(TASK STATEMENT):
Reproduce the lines between the one holding "Give bounding boxes" and the one holding "det-y-axis-label: False Negative", with both of those lines included.

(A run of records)
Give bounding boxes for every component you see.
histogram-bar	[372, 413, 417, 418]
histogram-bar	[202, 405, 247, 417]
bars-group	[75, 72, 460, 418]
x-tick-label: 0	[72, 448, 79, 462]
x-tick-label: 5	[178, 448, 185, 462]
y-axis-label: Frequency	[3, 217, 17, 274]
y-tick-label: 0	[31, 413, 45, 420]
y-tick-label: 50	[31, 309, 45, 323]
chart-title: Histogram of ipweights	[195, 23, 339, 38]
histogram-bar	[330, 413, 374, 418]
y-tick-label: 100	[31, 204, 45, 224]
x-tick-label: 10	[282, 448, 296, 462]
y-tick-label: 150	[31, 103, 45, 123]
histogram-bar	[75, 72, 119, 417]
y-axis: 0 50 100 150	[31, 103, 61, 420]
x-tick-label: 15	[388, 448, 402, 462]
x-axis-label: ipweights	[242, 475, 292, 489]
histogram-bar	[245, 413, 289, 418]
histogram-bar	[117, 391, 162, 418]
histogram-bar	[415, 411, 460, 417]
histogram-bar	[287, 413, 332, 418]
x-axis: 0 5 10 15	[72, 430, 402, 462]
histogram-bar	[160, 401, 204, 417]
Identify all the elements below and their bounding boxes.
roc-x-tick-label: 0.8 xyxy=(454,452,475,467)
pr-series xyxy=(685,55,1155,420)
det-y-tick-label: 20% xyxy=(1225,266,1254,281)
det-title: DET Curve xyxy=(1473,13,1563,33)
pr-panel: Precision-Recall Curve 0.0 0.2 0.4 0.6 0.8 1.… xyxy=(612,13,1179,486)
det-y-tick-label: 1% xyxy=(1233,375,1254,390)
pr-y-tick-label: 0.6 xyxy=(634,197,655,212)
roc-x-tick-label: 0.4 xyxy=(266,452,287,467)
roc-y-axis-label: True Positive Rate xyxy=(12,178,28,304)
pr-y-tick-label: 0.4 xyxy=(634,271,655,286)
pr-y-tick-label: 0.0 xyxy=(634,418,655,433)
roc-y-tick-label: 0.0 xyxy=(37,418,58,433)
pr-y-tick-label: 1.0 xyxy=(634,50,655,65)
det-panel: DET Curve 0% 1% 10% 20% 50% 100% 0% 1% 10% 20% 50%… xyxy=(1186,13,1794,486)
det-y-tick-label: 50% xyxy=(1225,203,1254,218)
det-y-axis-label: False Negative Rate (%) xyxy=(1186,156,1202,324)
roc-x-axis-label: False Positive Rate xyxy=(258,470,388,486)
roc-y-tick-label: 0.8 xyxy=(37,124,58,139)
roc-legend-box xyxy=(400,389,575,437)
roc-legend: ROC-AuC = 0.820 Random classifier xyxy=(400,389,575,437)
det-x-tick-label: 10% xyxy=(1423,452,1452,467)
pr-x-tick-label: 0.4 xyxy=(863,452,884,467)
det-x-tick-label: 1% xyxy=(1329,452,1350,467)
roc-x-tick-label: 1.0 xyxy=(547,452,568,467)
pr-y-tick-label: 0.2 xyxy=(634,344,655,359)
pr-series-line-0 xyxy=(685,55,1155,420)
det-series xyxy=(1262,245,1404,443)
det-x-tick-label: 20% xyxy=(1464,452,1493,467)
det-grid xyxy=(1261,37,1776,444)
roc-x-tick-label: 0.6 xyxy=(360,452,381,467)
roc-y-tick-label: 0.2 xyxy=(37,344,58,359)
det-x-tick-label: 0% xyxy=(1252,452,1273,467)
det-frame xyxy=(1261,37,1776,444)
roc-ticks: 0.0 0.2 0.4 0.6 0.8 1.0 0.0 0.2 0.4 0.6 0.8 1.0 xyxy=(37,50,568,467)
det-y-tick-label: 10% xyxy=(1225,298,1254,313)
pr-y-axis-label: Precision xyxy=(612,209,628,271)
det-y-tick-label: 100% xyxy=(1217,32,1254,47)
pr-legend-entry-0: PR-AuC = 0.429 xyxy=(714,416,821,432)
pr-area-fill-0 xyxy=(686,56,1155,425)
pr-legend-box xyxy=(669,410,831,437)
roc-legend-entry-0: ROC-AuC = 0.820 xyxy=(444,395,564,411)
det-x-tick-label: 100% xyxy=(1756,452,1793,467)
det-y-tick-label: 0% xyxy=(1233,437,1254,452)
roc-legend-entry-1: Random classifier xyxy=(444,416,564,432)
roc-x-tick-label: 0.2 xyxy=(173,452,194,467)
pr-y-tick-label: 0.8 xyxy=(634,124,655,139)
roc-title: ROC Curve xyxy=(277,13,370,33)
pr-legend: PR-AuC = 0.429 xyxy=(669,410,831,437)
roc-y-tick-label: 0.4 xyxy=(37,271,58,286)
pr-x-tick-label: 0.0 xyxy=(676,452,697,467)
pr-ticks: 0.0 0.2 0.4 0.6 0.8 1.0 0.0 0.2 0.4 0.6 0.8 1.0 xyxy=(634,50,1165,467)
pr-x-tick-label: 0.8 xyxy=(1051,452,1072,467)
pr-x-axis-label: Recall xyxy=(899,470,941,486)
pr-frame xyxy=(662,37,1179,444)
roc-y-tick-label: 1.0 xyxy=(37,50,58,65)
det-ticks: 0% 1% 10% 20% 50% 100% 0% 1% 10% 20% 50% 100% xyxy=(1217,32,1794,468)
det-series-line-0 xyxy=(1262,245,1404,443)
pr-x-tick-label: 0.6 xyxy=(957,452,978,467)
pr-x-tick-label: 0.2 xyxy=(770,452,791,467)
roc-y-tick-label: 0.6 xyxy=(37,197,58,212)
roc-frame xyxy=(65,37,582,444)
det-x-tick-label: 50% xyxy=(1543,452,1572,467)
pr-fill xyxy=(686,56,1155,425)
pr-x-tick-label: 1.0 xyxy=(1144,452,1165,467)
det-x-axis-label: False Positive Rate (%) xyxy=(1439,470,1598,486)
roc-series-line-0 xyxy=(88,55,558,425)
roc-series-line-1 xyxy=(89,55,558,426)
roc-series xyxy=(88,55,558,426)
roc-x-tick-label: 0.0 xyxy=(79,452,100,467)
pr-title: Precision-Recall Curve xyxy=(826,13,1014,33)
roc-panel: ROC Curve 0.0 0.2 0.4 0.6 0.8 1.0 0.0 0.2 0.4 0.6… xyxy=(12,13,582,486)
--
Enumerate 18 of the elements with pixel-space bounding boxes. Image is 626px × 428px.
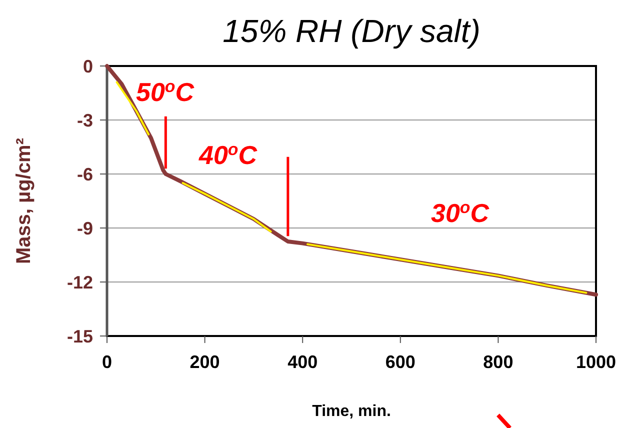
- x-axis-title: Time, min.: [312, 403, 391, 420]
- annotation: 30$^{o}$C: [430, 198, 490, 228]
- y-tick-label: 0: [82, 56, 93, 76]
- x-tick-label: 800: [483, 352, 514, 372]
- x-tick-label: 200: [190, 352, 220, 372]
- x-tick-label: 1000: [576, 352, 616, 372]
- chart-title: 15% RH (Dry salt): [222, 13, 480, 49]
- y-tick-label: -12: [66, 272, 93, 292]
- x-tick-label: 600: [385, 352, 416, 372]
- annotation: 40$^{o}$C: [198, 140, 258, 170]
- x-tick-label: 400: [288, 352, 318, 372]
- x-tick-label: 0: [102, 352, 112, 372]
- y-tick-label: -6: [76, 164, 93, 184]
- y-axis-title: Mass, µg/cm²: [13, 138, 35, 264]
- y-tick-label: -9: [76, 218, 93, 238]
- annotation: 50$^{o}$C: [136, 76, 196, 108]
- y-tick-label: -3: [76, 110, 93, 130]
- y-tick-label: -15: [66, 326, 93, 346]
--
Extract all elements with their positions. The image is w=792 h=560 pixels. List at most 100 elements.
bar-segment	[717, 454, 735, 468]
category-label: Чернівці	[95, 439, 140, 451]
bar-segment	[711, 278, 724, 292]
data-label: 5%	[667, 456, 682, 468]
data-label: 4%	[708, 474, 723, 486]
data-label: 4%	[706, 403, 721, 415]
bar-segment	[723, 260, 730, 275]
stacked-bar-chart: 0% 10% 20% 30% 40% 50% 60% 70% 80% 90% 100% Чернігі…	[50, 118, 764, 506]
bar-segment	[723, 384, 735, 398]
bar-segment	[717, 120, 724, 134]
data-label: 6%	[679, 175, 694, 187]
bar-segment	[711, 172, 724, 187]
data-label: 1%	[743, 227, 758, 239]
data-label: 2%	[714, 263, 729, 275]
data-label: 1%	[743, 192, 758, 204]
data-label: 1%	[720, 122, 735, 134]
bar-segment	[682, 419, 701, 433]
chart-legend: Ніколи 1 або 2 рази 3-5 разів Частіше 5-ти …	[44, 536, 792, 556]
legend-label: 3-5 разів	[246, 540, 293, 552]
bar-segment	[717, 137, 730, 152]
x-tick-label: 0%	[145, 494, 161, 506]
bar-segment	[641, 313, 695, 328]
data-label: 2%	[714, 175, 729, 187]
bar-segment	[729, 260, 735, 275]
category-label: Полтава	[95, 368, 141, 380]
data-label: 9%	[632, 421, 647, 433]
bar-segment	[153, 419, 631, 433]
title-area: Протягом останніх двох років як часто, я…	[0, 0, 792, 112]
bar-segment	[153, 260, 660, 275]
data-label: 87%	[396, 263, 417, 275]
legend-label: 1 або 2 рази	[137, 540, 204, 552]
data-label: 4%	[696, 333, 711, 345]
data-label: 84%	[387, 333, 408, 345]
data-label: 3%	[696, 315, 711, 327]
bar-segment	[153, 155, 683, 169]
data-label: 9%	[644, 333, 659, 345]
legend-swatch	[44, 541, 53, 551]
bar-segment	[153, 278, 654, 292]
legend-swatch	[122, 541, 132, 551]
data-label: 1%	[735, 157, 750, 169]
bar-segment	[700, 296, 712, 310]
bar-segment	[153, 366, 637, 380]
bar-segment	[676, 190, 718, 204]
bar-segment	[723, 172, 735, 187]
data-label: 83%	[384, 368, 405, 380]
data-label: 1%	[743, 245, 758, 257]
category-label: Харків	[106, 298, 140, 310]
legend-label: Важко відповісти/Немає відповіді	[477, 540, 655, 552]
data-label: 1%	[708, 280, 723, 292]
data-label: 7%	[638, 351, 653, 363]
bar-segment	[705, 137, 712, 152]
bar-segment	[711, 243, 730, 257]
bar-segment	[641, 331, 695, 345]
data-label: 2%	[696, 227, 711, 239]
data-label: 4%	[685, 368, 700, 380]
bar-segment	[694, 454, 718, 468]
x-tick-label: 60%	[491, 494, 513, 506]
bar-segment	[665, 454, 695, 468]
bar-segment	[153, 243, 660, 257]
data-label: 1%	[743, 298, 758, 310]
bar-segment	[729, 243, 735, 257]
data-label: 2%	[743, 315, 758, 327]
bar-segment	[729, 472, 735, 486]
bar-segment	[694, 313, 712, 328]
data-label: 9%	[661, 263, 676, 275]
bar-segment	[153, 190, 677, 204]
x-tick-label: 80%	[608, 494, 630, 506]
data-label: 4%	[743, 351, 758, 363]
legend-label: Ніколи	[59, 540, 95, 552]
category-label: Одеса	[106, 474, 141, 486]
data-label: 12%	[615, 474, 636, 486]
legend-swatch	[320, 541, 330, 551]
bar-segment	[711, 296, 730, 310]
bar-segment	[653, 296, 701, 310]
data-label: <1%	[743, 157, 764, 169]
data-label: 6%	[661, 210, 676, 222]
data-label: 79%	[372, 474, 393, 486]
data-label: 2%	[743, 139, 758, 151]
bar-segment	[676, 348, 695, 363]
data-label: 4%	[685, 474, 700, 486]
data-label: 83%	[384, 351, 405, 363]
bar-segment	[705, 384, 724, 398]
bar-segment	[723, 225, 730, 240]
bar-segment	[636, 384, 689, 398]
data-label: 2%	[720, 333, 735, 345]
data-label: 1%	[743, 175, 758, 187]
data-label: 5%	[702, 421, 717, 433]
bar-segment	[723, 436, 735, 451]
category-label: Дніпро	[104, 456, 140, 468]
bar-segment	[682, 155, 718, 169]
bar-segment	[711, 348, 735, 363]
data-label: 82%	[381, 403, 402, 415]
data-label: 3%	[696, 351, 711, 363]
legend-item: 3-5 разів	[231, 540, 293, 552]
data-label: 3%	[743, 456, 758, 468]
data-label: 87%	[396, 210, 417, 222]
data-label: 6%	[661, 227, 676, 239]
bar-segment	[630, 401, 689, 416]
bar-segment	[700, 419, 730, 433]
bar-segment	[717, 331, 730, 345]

(PROBLEM SOLUTION):
Give bounding boxes for every component you see.
histogram-bar	[372, 413, 417, 418]
histogram-bar	[202, 405, 247, 417]
bars-group	[75, 72, 460, 418]
x-tick-label: 0	[72, 448, 79, 462]
x-tick-label: 5	[178, 448, 185, 462]
y-axis-label: Frequency	[3, 217, 17, 274]
y-tick-label: 0	[31, 413, 45, 420]
y-tick-label: 50	[31, 309, 45, 323]
chart-title: Histogram of ipweights	[195, 23, 339, 38]
histogram-bar	[330, 413, 374, 418]
y-tick-label: 100	[31, 204, 45, 224]
x-tick-label: 10	[282, 448, 296, 462]
y-tick-label: 150	[31, 103, 45, 123]
histogram-bar	[75, 72, 119, 417]
y-axis: 0 50 100 150	[31, 103, 61, 420]
x-tick-label: 15	[388, 448, 402, 462]
x-axis-label: ipweights	[242, 475, 292, 489]
histogram-bar	[245, 413, 289, 418]
histogram-bar	[117, 391, 162, 418]
histogram-bar	[415, 411, 460, 417]
histogram-bar	[287, 413, 332, 418]
x-axis: 0 5 10 15	[72, 430, 402, 462]
histogram-bar	[160, 401, 204, 417]
Identify all the elements below and their bounding boxes.
roc-x-tick-label: 0.8 xyxy=(454,452,475,467)
pr-series xyxy=(685,55,1155,420)
det-y-tick-label: 20% xyxy=(1225,266,1254,281)
det-title: DET Curve xyxy=(1473,13,1563,33)
pr-panel: Precision-Recall Curve 0.0 0.2 0.4 0.6 0.8 1.… xyxy=(612,13,1179,486)
det-y-tick-label: 1% xyxy=(1233,375,1254,390)
pr-y-tick-label: 0.6 xyxy=(634,197,655,212)
roc-x-tick-label: 0.4 xyxy=(266,452,287,467)
roc-y-axis-label: True Positive Rate xyxy=(12,178,28,304)
pr-y-tick-label: 0.4 xyxy=(634,271,655,286)
pr-y-tick-label: 0.0 xyxy=(634,418,655,433)
roc-y-tick-label: 0.0 xyxy=(37,418,58,433)
pr-y-tick-label: 1.0 xyxy=(634,50,655,65)
det-panel: DET Curve 0% 1% 10% 20% 50% 100% 0% 1% 10% 20% 50%… xyxy=(1186,13,1794,486)
det-y-tick-label: 50% xyxy=(1225,203,1254,218)
det-y-axis-label: False Negative Rate (%) xyxy=(1186,156,1202,324)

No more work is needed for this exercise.